__What this task involves__: Extract the listing in its entirety, keeping each line identical to the original.

[Entries with figure data]
+++

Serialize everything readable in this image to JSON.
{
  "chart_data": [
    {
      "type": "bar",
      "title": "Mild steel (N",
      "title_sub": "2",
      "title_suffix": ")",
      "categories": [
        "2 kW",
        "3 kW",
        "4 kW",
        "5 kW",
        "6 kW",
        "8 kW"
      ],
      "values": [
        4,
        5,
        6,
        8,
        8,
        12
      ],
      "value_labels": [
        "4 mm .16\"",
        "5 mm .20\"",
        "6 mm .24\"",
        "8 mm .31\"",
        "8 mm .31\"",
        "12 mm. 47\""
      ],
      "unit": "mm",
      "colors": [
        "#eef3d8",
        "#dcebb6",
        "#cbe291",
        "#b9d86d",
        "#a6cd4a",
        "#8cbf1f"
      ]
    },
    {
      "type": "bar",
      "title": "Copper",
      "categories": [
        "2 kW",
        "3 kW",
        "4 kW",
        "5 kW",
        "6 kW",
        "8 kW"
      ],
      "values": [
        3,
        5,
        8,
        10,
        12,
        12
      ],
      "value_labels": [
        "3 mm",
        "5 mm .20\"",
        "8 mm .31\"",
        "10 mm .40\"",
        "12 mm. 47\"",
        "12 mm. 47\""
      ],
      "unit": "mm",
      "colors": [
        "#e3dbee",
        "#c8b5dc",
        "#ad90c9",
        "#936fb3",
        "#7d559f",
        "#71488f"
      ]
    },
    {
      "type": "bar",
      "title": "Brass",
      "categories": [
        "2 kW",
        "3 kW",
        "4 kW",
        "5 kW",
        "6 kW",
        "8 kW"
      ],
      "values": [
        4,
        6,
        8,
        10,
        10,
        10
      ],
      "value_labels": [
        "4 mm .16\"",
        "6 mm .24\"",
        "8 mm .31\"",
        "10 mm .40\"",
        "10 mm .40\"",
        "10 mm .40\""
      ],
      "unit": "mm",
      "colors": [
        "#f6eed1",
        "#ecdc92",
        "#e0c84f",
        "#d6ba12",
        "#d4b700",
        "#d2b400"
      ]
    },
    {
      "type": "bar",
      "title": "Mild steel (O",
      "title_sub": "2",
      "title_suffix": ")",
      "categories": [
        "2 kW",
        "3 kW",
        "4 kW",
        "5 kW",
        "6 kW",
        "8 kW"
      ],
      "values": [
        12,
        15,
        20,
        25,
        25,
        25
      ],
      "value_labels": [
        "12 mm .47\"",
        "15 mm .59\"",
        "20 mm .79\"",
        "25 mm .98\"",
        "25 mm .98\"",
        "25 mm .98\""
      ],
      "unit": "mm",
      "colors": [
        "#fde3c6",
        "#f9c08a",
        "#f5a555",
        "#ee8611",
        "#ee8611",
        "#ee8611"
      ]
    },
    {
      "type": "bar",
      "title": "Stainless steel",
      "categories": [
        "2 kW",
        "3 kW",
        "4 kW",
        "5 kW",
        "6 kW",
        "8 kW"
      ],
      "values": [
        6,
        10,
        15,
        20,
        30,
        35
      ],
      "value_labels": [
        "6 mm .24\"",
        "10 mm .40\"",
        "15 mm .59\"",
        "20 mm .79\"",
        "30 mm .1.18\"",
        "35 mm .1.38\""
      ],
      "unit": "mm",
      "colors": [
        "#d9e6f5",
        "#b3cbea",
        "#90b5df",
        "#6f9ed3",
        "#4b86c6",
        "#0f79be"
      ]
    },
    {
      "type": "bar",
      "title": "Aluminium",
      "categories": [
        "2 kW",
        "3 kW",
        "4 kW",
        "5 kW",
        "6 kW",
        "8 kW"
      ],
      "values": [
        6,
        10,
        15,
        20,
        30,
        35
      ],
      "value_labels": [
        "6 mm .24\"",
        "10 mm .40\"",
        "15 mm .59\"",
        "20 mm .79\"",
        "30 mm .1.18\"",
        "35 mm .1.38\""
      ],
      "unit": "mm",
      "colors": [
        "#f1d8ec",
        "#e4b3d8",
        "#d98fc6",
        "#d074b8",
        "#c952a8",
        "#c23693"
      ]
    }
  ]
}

+++

__The output__:
Serialize everything readable in this image to JSON.
{
  "chart_data": [
    {
      "type": "bar",
      "title": "Mild steel (N",
      "title_sub": "2",
      "title_suffix": ")",
      "categories": [
        "2 kW",
        "3 kW",
        "4 kW",
        "5 kW",
        "6 kW",
        "8 kW"
      ],
      "values": [
        4,
        5,
        6,
        8,
        8,
        12
      ],
      "value_labels": [
        "4 mm .16\"",
        "5 mm .20\"",
        "6 mm .24\"",
        "8 mm .31\"",
        "8 mm .31\"",
        "12 mm. 47\""
      ],
      "unit": "mm",
      "colors": [
        "#eef3d8",
        "#dcebb6",
        "#cbe291",
        "#b9d86d",
        "#a6cd4a",
        "#8cbf1f"
      ]
    },
    {
      "type": "bar",
      "title": "Copper",
      "categories": [
        "2 kW",
        "3 kW",
        "4 kW",
        "5 kW",
        "6 kW",
        "8 kW"
      ],
      "values": [
        3,
        5,
        8,
        10,
        12,
        12
      ],
      "value_labels": [
        "3 mm",
        "5 mm .20\"",
        "8 mm .31\"",
        "10 mm .40\"",
        "12 mm. 47\"",
        "12 mm. 47\""
      ],
      "unit": "mm",
      "colors": [
        "#e3dbee",
        "#c8b5dc",
        "#ad90c9",
        "#936fb3",
        "#7d559f",
        "#71488f"
      ]
    },
    {
      "type": "bar",
      "title": "Brass",
      "categories": [
        "2 kW",
        "3 kW",
        "4 kW",
        "5 kW",
        "6 kW",
        "8 kW"
      ],
      "values": [
        4,
        6,
        8,
        10,
        10,
        10
      ],
      "value_labels": [
        "4 mm .16\"",
        "6 mm .24\"",
        "8 mm .31\"",
        "10 mm .40\"",
        "10 mm .40\"",
        "10 mm .40\""
      ],
      "unit": "mm",
      "colors": [
        "#f6eed1",
        "#ecdc92",
        "#e0c84f",
        "#d6ba12",
        "#d4b700",
        "#d2b400"
      ]
    },
    {
      "type": "bar",
      "title": "Mild steel (O",
      "title_sub": "2",
      "title_suffix": ")",
      "categories": [
        "2 kW",
        "3 kW",
        "4 kW",
        "5 kW",
        "6 kW",
        "8 kW"
      ],
      "values": [
        12,
        15,
        20,
        25,
        25,
        25
      ],
      "value_labels": [
        "12 mm .47\"",
        "15 mm .59\"",
        "20 mm .79\"",
        "25 mm .98\"",
        "25 mm .98\"",
        "25 mm .98\""
      ],
      "unit": "mm",
      "colors": [
        "#fde3c6",
        "#f9c08a",
        "#f5a555",
        "#ee8611",
        "#ee8611",
        "#ee8611"
      ]
    },
    {
      "type": "bar",
      "title": "Stainless steel",
      "categories": [
        "2 kW",
        "3 kW",
        "4 kW",
        "5 kW",
        "6 kW",
        "8 kW"
      ],
      "values": [
        6,
        10,
        15,
        20,
        30,
        35
      ],
      "value_labels": [
        "6 mm .24\"",
        "10 mm .40\"",
        "15 mm .59\"",
        "20 mm .79\"",
        "30 mm .1.18\"",
        "35 mm .1.38\""
      ],
      "unit": "mm",
      "colors": [
        "#d9e6f5",
        "#b3cbea",
        "#90b5df",
        "#6f9ed3",
        "#4b86c6",
        "#0f79be"
      ]
    },
    {
      "type": "bar",
      "title": "Aluminium",
      "categories": [
        "2 kW",
        "3 kW",
        "4 kW",
        "5 kW",
        "6 kW",
        "8 kW"
      ],
      "values": [
        6,
        10,
        15,
        20,
        30,
        35
      ],
      "value_labels": [
        "6 mm .24\"",
        "10 mm .40\"",
        "15 mm .59\"",
        "20 mm .79\"",
        "30 mm .1.18\"",
        "35 mm .1.38\""
      ],
      "unit": "mm",
      "colors": [
        "#f1d8ec",
        "#e4b3d8",
        "#d98fc6",
        "#d074b8",
        "#c952a8",
        "#c23693"
      ]
    }
  ]
}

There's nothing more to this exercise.